◆ Task data
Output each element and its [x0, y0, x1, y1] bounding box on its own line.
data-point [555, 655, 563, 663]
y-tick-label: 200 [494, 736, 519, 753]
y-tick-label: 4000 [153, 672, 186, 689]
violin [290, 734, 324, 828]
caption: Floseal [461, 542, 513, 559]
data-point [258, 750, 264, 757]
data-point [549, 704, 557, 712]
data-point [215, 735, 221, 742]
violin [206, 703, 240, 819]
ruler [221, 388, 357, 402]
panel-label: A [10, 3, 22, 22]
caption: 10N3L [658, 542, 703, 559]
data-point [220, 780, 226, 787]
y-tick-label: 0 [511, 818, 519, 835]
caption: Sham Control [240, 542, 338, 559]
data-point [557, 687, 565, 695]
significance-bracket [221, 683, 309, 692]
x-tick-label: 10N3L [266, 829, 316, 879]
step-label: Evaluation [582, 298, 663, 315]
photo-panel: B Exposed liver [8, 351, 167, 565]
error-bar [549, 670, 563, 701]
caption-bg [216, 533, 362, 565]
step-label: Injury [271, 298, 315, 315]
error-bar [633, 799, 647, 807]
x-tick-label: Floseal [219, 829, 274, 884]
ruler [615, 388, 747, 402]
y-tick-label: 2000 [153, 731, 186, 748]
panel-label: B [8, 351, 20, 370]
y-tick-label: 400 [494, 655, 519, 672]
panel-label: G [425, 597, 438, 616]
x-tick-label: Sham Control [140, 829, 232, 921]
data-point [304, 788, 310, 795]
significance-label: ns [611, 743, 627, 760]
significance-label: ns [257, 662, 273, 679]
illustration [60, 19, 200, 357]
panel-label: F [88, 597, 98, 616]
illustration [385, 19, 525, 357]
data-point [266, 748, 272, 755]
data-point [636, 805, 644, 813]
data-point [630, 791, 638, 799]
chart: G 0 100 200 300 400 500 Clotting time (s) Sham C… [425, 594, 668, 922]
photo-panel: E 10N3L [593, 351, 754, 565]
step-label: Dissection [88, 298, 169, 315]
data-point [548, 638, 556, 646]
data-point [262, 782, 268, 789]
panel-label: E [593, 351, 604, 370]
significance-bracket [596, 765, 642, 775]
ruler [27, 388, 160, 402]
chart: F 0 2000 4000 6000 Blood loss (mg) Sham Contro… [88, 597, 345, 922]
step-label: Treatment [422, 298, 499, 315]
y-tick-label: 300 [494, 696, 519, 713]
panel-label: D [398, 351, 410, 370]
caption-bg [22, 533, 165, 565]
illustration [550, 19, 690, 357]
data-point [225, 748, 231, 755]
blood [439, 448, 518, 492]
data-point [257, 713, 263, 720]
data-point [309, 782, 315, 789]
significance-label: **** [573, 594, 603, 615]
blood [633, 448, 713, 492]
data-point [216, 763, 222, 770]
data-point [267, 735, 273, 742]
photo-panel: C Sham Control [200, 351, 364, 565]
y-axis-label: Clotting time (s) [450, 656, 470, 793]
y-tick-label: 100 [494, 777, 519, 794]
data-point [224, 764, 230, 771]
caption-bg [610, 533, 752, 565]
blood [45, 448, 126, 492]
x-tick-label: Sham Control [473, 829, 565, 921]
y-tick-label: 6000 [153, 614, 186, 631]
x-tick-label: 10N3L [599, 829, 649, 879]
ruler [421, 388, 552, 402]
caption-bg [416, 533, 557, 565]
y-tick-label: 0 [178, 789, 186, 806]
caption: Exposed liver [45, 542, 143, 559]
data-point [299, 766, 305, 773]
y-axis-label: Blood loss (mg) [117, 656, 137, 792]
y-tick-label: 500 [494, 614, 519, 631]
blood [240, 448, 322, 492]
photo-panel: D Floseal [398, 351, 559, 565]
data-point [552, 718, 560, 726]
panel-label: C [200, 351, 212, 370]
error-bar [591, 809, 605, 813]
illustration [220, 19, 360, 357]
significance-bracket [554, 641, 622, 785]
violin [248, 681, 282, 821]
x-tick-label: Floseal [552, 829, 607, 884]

◆ The request
Copy every line of the data above verbatim.

◆ Solution for this problem
Output each element and its [x0, y0, x1, y1] bounding box on its own line.
data-point [555, 655, 563, 663]
y-tick-label: 200 [494, 736, 519, 753]
y-tick-label: 4000 [153, 672, 186, 689]
violin [290, 734, 324, 828]
caption: Floseal [461, 542, 513, 559]
data-point [258, 750, 264, 757]
data-point [549, 704, 557, 712]
data-point [215, 735, 221, 742]
violin [206, 703, 240, 819]
ruler [221, 388, 357, 402]
panel-label: A [10, 3, 22, 22]
caption: 10N3L [658, 542, 703, 559]
data-point [220, 780, 226, 787]
y-tick-label: 0 [511, 818, 519, 835]
caption: Sham Control [240, 542, 338, 559]
data-point [557, 687, 565, 695]
significance-bracket [221, 683, 309, 692]
x-tick-label: 10N3L [266, 829, 316, 879]
step-label: Evaluation [582, 298, 663, 315]
photo-panel: B Exposed liver [8, 351, 167, 565]
error-bar [549, 670, 563, 701]
caption-bg [216, 533, 362, 565]
step-label: Injury [271, 298, 315, 315]
error-bar [633, 799, 647, 807]
x-tick-label: Floseal [219, 829, 274, 884]
ruler [615, 388, 747, 402]
y-tick-label: 2000 [153, 731, 186, 748]
panel-label: B [8, 351, 20, 370]
y-tick-label: 400 [494, 655, 519, 672]
panel-label: G [425, 597, 438, 616]
x-tick-label: Sham Control [140, 829, 232, 921]
data-point [304, 788, 310, 795]
significance-label: ns [611, 743, 627, 760]
significance-label: ns [257, 662, 273, 679]
illustration [60, 19, 200, 357]
panel-label: F [88, 597, 98, 616]
illustration [385, 19, 525, 357]
data-point [266, 748, 272, 755]
data-point [636, 805, 644, 813]
data-point [630, 791, 638, 799]
chart: G 0 100 200 300 400 500 Clotting time (s) Sham C… [425, 594, 668, 922]
photo-panel: E 10N3L [593, 351, 754, 565]
step-label: Dissection [88, 298, 169, 315]
data-point [548, 638, 556, 646]
data-point [262, 782, 268, 789]
panel-label: E [593, 351, 604, 370]
significance-bracket [596, 765, 642, 775]
ruler [27, 388, 160, 402]
chart: F 0 2000 4000 6000 Blood loss (mg) Sham Contro… [88, 597, 345, 922]
step-label: Treatment [422, 298, 499, 315]
y-tick-label: 300 [494, 696, 519, 713]
panel-label: D [398, 351, 410, 370]
caption-bg [22, 533, 165, 565]
illustration [550, 19, 690, 357]
data-point [225, 748, 231, 755]
blood [439, 448, 518, 492]
data-point [257, 713, 263, 720]
data-point [309, 782, 315, 789]
significance-label: **** [573, 594, 603, 615]
blood [633, 448, 713, 492]
data-point [216, 763, 222, 770]
data-point [267, 735, 273, 742]
photo-panel: C Sham Control [200, 351, 364, 565]
y-axis-label: Clotting time (s) [450, 656, 470, 793]
y-tick-label: 100 [494, 777, 519, 794]
data-point [224, 764, 230, 771]
caption-bg [610, 533, 752, 565]
blood [45, 448, 126, 492]
x-tick-label: Sham Control [473, 829, 565, 921]
y-tick-label: 6000 [153, 614, 186, 631]
x-tick-label: 10N3L [599, 829, 649, 879]
ruler [421, 388, 552, 402]
caption-bg [416, 533, 557, 565]
y-tick-label: 0 [178, 789, 186, 806]
caption: Exposed liver [45, 542, 143, 559]
data-point [299, 766, 305, 773]
y-axis-label: Blood loss (mg) [117, 656, 137, 792]
y-tick-label: 500 [494, 614, 519, 631]
blood [240, 448, 322, 492]
photo-panel: D Floseal [398, 351, 559, 565]
data-point [552, 718, 560, 726]
panel-label: C [200, 351, 212, 370]
error-bar [591, 809, 605, 813]
illustration [220, 19, 360, 357]
significance-bracket [554, 641, 622, 785]
violin [248, 681, 282, 821]
x-tick-label: Floseal [552, 829, 607, 884]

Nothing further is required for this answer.